(Extracted data entries)

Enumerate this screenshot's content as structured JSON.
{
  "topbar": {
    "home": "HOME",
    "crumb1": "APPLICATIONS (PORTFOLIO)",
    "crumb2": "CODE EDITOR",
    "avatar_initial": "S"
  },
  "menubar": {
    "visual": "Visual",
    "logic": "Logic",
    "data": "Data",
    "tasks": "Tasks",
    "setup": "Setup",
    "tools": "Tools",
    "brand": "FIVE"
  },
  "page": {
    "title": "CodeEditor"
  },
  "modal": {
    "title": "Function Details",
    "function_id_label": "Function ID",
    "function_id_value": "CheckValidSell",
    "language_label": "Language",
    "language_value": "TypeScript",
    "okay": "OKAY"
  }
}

...

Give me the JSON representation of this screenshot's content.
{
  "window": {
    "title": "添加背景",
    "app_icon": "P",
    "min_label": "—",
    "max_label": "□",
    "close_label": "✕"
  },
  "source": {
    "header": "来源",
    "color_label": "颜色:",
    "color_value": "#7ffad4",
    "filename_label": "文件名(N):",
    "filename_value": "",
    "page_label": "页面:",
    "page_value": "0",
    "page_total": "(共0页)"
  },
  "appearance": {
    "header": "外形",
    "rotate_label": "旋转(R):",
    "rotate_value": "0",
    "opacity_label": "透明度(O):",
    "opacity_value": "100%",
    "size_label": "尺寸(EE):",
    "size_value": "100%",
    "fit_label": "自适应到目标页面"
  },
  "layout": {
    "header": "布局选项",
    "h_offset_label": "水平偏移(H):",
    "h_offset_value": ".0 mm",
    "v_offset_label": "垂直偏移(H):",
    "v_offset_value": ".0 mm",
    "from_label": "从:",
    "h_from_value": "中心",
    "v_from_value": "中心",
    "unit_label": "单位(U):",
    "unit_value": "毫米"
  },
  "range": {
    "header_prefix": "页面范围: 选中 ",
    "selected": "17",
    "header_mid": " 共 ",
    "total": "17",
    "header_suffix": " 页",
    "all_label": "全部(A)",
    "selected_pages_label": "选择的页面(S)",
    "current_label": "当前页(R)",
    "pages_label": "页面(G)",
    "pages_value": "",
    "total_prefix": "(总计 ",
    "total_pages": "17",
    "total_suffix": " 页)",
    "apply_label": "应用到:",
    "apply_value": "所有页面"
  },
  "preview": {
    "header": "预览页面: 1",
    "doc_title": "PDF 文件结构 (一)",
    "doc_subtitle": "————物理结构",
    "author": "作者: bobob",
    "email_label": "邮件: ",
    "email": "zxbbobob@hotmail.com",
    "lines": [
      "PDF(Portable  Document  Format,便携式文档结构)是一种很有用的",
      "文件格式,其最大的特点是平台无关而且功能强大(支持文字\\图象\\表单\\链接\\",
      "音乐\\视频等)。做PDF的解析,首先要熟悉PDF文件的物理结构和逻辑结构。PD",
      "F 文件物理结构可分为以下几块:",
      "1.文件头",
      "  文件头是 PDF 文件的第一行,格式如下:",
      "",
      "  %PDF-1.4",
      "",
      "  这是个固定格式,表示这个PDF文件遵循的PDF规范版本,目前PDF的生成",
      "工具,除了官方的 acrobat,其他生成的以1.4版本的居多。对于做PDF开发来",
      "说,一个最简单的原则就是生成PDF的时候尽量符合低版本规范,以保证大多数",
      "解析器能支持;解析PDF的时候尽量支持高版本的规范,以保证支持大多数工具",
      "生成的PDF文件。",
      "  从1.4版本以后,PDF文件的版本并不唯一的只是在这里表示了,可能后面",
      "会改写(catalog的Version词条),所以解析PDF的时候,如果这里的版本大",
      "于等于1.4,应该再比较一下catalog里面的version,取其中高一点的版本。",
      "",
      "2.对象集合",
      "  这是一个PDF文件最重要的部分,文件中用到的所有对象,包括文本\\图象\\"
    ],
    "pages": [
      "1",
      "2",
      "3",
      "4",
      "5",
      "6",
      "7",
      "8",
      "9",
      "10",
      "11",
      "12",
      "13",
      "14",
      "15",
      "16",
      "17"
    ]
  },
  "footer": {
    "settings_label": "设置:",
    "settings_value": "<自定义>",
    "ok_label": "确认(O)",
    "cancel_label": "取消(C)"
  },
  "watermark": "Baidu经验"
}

* * *

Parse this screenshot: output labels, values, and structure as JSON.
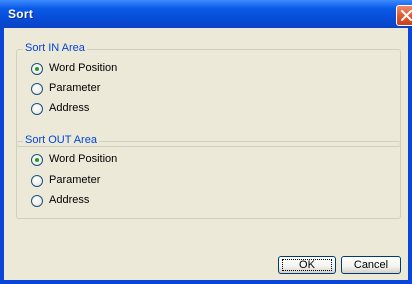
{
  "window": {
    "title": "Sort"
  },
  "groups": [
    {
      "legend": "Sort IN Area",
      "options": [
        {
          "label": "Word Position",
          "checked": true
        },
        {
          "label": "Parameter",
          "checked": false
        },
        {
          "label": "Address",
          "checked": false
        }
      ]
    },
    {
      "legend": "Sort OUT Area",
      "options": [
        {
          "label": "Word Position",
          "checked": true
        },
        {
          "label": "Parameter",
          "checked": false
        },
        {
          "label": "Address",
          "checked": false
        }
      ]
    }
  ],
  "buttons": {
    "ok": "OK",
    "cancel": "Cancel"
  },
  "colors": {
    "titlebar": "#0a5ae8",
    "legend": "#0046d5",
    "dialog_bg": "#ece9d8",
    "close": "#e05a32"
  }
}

• _Short exercise_:
Extract from the data every line where "Sort" shows up.

• _Problem solution_:
    "title": "Sort"
      "legend": "Sort IN Area",
      "legend": "Sort OUT Area",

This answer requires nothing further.